偉大な業績を残し、世を去った5名の人生を振り返る追悼コラム
★坂本龍一

作曲家の坂本龍一(さかもとりゅういち)は現代音楽に転換をもたらし、その活動は日本のミュージシャンのイメージを大きく変えた。
1987(昭和62)年公開のベルナルド・ベルトルッチ監督『ラストエンペラー』の音楽を担当する。「ベルトルッチは毎日のように新バージョンのビデオを送ってきた」ので、その都度作曲し直し「地獄のような強行軍」だったという。しかし、公開されると9部門でアカデミー賞を受賞し、坂本は日本人で初めて同作曲賞受賞者となった。
52年、東京に生まれる。父は「伝説の編集者」坂本一亀で、しばしば自宅に若い作家たちを連れてきた。「酔ったときなど、父は作家を怒鳴りつけているので、とにかく怖かった」という。
母の方針で幼少よりピアノを習い、新宿高校時代にはフリージャズを弾いていた。同校で学園紛争が起こったとき、後に厚生労働大臣となる塩崎恭久などと校長室を占拠しバリケード封鎖したという。

資料 =>

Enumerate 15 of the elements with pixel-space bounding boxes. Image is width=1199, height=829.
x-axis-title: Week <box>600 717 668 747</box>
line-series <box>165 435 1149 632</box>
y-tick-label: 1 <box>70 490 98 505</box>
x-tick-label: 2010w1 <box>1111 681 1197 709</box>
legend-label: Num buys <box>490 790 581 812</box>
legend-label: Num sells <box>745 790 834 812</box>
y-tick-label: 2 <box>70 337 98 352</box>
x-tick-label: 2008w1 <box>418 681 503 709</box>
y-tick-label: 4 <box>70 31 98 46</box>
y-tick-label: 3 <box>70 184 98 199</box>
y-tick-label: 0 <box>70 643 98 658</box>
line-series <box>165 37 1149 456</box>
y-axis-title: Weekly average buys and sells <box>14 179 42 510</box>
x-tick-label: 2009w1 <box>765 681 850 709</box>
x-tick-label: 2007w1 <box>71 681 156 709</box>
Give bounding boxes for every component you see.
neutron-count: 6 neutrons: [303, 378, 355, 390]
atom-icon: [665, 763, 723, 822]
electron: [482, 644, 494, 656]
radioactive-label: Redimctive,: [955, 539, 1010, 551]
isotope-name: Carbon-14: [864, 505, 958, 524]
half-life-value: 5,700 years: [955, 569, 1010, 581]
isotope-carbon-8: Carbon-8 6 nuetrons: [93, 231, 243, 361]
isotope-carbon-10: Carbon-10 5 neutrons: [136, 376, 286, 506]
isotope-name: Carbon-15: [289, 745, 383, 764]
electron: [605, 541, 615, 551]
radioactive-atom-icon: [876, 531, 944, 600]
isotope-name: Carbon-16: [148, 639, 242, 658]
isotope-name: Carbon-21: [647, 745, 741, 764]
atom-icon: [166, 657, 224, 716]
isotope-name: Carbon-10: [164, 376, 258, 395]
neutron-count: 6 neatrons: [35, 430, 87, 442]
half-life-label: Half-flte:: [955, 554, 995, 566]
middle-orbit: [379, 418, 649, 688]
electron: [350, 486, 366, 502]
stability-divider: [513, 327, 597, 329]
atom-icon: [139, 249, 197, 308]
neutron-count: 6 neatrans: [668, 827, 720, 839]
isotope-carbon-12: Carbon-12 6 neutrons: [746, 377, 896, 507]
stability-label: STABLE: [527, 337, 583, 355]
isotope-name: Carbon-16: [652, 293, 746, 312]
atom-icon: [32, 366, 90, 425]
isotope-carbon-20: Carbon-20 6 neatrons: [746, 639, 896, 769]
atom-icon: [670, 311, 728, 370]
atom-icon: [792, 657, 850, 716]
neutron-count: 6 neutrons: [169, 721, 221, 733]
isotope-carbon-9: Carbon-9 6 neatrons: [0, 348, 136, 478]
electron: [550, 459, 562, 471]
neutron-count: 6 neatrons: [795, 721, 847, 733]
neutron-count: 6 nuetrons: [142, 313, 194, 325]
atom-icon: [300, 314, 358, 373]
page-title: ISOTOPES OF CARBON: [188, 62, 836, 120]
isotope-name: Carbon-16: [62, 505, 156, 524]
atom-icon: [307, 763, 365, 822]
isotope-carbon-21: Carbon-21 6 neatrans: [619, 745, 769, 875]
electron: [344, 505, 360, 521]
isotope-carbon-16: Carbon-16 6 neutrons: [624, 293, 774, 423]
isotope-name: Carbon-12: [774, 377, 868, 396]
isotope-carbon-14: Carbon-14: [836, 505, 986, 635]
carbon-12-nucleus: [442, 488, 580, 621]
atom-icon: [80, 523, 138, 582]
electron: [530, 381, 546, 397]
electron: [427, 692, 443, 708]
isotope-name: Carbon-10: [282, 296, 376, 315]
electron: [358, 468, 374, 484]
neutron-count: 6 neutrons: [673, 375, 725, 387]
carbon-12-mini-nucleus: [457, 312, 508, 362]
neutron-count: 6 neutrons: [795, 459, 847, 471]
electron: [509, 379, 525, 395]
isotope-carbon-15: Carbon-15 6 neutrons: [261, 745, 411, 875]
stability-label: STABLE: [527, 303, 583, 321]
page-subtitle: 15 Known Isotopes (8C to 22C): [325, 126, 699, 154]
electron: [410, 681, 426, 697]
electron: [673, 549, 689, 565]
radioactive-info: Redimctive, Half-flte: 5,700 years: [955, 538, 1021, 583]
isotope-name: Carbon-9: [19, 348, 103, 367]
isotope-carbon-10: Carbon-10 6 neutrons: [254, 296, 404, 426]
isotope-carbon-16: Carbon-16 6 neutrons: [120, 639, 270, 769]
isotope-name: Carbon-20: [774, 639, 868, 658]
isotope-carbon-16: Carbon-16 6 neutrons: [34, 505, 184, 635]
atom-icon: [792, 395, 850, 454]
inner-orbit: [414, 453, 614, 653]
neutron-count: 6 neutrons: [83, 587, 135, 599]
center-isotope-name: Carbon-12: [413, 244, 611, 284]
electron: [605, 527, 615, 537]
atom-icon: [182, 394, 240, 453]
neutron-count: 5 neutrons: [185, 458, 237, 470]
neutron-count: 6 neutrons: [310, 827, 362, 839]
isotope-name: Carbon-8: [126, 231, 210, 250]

問題 =>
**1.** 坂本龍一の追悼コラムに照らして、次の(a)〜(c)が本文と一致するかを「はい」か「いいえ」で答え、判断の根拠となる本文の語句をそのまま引用してください。(a) 坂本龍一は東京で生まれた。(b) 『ラストエンペラー』はアカデミー賞を5部門で受賞した。(c) 坂本は父の方針で幼少よりピアノを習った。
**2.** 坂本龍一の追悼コラムのうち「1987(昭和62)年公開の」に始まり「めて同作曲賞受賞者となった。」に終わる箇所を、「強行軍」を「作業」に置き換えて示してください。

解答 =>
**1.**
(a) はい。「52年、東京に生まれる。」
(b) いいえ。「9部門でアカデミー賞を受賞し」
(c) いいえ。「母の方針で幼少よりピアノを習い」

**2.**
1987(昭和62)年公開のベルナルド・ベルトルッチ監督『ラストエンペラー』の音楽を担当する。「ベルトルッチは毎日のように新バージョンのビデオを送ってきた」ので、その都度作曲し直し「地獄のような作業」だったという。しかし、公開されると9部門でアカデミー賞を受賞し、坂本は日本人で初めて同作曲賞受賞者となった。